* Start Supplied records *

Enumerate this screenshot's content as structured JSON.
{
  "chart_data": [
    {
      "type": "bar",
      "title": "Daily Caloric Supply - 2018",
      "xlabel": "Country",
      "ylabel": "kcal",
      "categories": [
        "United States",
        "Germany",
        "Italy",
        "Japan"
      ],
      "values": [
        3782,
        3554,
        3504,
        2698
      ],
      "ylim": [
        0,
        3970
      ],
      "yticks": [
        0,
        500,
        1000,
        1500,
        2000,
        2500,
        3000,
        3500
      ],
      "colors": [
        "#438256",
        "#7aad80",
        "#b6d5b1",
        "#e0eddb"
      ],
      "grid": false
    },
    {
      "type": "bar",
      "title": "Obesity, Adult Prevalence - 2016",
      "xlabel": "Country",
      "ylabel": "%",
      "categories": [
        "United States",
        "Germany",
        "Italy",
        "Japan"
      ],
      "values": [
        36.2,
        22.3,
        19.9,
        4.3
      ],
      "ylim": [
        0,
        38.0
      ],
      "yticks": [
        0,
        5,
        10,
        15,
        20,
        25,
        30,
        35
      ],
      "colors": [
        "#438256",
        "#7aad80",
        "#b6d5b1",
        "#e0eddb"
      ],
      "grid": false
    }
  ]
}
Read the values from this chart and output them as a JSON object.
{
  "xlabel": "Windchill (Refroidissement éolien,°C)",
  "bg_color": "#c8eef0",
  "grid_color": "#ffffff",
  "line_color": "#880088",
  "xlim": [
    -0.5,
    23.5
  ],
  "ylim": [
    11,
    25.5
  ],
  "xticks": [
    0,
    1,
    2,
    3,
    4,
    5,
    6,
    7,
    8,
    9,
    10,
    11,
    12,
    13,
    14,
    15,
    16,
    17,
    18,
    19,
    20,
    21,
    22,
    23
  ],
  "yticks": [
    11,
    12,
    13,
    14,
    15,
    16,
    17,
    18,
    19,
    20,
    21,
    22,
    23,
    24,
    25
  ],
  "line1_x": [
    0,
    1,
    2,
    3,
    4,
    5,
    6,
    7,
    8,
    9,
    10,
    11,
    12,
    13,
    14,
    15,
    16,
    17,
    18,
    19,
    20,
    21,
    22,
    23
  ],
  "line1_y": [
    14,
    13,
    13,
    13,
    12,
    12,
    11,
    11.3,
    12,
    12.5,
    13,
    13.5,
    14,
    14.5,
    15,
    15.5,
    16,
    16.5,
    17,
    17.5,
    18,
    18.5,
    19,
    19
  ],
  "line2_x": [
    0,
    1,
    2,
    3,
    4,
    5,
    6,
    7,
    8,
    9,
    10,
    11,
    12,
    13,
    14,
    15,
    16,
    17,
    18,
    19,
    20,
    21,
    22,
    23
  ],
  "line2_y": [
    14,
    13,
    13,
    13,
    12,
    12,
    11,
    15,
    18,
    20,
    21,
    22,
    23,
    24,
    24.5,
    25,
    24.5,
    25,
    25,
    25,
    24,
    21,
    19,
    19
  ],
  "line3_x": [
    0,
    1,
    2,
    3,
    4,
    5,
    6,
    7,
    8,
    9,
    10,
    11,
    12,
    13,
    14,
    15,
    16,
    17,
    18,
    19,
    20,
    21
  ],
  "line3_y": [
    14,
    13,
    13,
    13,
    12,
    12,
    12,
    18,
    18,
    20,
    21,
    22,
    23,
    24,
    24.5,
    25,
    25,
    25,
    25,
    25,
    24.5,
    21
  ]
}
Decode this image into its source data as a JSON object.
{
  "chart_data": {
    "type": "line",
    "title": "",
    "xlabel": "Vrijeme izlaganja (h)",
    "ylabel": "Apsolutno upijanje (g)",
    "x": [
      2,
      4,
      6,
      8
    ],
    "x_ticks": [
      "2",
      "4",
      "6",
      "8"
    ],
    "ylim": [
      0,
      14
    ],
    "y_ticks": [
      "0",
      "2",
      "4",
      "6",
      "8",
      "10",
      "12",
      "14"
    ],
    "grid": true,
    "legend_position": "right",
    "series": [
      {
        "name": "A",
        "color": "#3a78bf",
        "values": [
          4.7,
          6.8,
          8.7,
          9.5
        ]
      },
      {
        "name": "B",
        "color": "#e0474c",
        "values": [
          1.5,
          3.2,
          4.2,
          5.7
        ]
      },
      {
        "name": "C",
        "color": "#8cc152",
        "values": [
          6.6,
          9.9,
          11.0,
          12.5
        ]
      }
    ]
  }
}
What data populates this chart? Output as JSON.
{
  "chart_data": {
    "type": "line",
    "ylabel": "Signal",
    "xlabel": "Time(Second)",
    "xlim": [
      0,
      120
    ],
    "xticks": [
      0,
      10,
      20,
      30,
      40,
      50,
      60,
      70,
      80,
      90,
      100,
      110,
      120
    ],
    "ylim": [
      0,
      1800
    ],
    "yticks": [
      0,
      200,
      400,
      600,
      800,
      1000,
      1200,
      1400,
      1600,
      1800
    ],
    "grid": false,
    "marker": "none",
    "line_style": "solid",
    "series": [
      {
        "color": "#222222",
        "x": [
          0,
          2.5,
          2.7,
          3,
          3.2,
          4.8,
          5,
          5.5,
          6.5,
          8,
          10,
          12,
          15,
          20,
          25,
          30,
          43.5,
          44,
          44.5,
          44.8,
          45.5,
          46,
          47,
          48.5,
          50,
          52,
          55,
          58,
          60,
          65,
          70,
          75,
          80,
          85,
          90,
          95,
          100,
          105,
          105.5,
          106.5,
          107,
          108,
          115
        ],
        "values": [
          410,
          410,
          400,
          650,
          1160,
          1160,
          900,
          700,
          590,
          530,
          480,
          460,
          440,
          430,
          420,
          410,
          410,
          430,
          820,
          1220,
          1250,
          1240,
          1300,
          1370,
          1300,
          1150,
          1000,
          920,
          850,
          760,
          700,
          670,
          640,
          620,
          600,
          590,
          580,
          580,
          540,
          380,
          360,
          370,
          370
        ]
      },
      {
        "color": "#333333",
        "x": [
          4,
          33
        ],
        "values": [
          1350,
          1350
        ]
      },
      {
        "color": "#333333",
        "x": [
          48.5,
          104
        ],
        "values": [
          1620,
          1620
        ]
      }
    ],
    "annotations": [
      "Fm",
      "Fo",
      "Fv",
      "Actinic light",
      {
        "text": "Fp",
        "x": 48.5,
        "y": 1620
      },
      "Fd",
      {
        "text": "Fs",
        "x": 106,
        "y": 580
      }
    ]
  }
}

* End Supplied records *

Directions: Reproduce each entry from the records above, character for character.

Result for this exercise:
Enumerate this screenshot's content as structured JSON.
{
  "chart_data": [
    {
      "type": "bar",
      "title": "Daily Caloric Supply - 2018",
      "xlabel": "Country",
      "ylabel": "kcal",
      "categories": [
        "United States",
        "Germany",
        "Italy",
        "Japan"
      ],
      "values": [
        3782,
        3554,
        3504,
        2698
      ],
      "ylim": [
        0,
        3970
      ],
      "yticks": [
        0,
        500,
        1000,
        1500,
        2000,
        2500,
        3000,
        3500
      ],
      "colors": [
        "#438256",
        "#7aad80",
        "#b6d5b1",
        "#e0eddb"
      ],
      "grid": false
    },
    {
      "type": "bar",
      "title": "Obesity, Adult Prevalence - 2016",
      "xlabel": "Country",
      "ylabel": "%",
      "categories": [
        "United States",
        "Germany",
        "Italy",
        "Japan"
      ],
      "values": [
        36.2,
        22.3,
        19.9,
        4.3
      ],
      "ylim": [
        0,
        38.0
      ],
      "yticks": [
        0,
        5,
        10,
        15,
        20,
        25,
        30,
        35
      ],
      "colors": [
        "#438256",
        "#7aad80",
        "#b6d5b1",
        "#e0eddb"
      ],
      "grid": false
    }
  ]
}
Read the values from this chart and output them as a JSON object.
{
  "xlabel": "Windchill (Refroidissement éolien,°C)",
  "bg_color": "#c8eef0",
  "grid_color": "#ffffff",
  "line_color": "#880088",
  "xlim": [
    -0.5,
    23.5
  ],
  "ylim": [
    11,
    25.5
  ],
  "xticks": [
    0,
    1,
    2,
    3,
    4,
    5,
    6,
    7,
    8,
    9,
    10,
    11,
    12,
    13,
    14,
    15,
    16,
    17,
    18,
    19,
    20,
    21,
    22,
    23
  ],
  "yticks": [
    11,
    12,
    13,
    14,
    15,
    16,
    17,
    18,
    19,
    20,
    21,
    22,
    23,
    24,
    25
  ],
  "line1_x": [
    0,
    1,
    2,
    3,
    4,
    5,
    6,
    7,
    8,
    9,
    10,
    11,
    12,
    13,
    14,
    15,
    16,
    17,
    18,
    19,
    20,
    21,
    22,
    23
  ],
  "line1_y": [
    14,
    13,
    13,
    13,
    12,
    12,
    11,
    11.3,
    12,
    12.5,
    13,
    13.5,
    14,
    14.5,
    15,
    15.5,
    16,
    16.5,
    17,
    17.5,
    18,
    18.5,
    19,
    19
  ],
  "line2_x": [
    0,
    1,
    2,
    3,
    4,
    5,
    6,
    7,
    8,
    9,
    10,
    11,
    12,
    13,
    14,
    15,
    16,
    17,
    18,
    19,
    20,
    21,
    22,
    23
  ],
  "line2_y": [
    14,
    13,
    13,
    13,
    12,
    12,
    11,
    15,
    18,
    20,
    21,
    22,
    23,
    24,
    24.5,
    25,
    24.5,
    25,
    25,
    25,
    24,
    21,
    19,
    19
  ],
  "line3_x": [
    0,
    1,
    2,
    3,
    4,
    5,
    6,
    7,
    8,
    9,
    10,
    11,
    12,
    13,
    14,
    15,
    16,
    17,
    18,
    19,
    20,
    21
  ],
  "line3_y": [
    14,
    13,
    13,
    13,
    12,
    12,
    12,
    18,
    18,
    20,
    21,
    22,
    23,
    24,
    24.5,
    25,
    25,
    25,
    25,
    25,
    24.5,
    21
  ]
}
Decode this image into its source data as a JSON object.
{
  "chart_data": {
    "type": "line",
    "title": "",
    "xlabel": "Vrijeme izlaganja (h)",
    "ylabel": "Apsolutno upijanje (g)",
    "x": [
      2,
      4,
      6,
      8
    ],
    "x_ticks": [
      "2",
      "4",
      "6",
      "8"
    ],
    "ylim": [
      0,
      14
    ],
    "y_ticks": [
      "0",
      "2",
      "4",
      "6",
      "8",
      "10",
      "12",
      "14"
    ],
    "grid": true,
    "legend_position": "right",
    "series": [
      {
        "name": "A",
        "color": "#3a78bf",
        "values": [
          4.7,
          6.8,
          8.7,
          9.5
        ]
      },
      {
        "name": "B",
        "color": "#e0474c",
        "values": [
          1.5,
          3.2,
          4.2,
          5.7
        ]
      },
      {
        "name": "C",
        "color": "#8cc152",
        "values": [
          6.6,
          9.9,
          11.0,
          12.5
        ]
      }
    ]
  }
}
What data populates this chart? Output as JSON.
{
  "chart_data": {
    "type": "line",
    "ylabel": "Signal",
    "xlabel": "Time(Second)",
    "xlim": [
      0,
      120
    ],
    "xticks": [
      0,
      10,
      20,
      30,
      40,
      50,
      60,
      70,
      80,
      90,
      100,
      110,
      120
    ],
    "ylim": [
      0,
      1800
    ],
    "yticks": [
      0,
      200,
      400,
      600,
      800,
      1000,
      1200,
      1400,
      1600,
      1800
    ],
    "grid": false,
    "marker": "none",
    "line_style": "solid",
    "series": [
      {
        "color": "#222222",
        "x": [
          0,
          2.5,
          2.7,
          3,
          3.2,
          4.8,
          5,
          5.5,
          6.5,
          8,
          10,
          12,
          15,
          20,
          25,
          30,
          43.5,
          44,
          44.5,
          44.8,
          45.5,
          46,
          47,
          48.5,
          50,
          52,
          55,
          58,
          60,
          65,
          70,
          75,
          80,
          85,
          90,
          95,
          100,
          105,
          105.5,
          106.5,
          107,
          108,
          115
        ],
        "values": [
          410,
          410,
          400,
          650,
          1160,
          1160,
          900,
          700,
          590,
          530,
          480,
          460,
          440,
          430,
          420,
          410,
          410,
          430,
          820,
          1220,
          1250,
          1240,
          1300,
          1370,
          1300,
          1150,
          1000,
          920,
          850,
          760,
          700,
          670,
          640,
          620,
          600,
          590,
          580,
          580,
          540,
          380,
          360,
          370,
          370
        ]
      },
      {
        "color": "#333333",
        "x": [
          4,
          33
        ],
        "values": [
          1350,
          1350
        ]
      },
      {
        "color": "#333333",
        "x": [
          48.5,
          104
        ],
        "values": [
          1620,
          1620
        ]
      }
    ],
    "annotations": [
      "Fm",
      "Fo",
      "Fv",
      "Actinic light",
      {
        "text": "Fp",
        "x": 48.5,
        "y": 1620
      },
      "Fd",
      {
        "text": "Fs",
        "x": 106,
        "y": 580
      }
    ]
  }
}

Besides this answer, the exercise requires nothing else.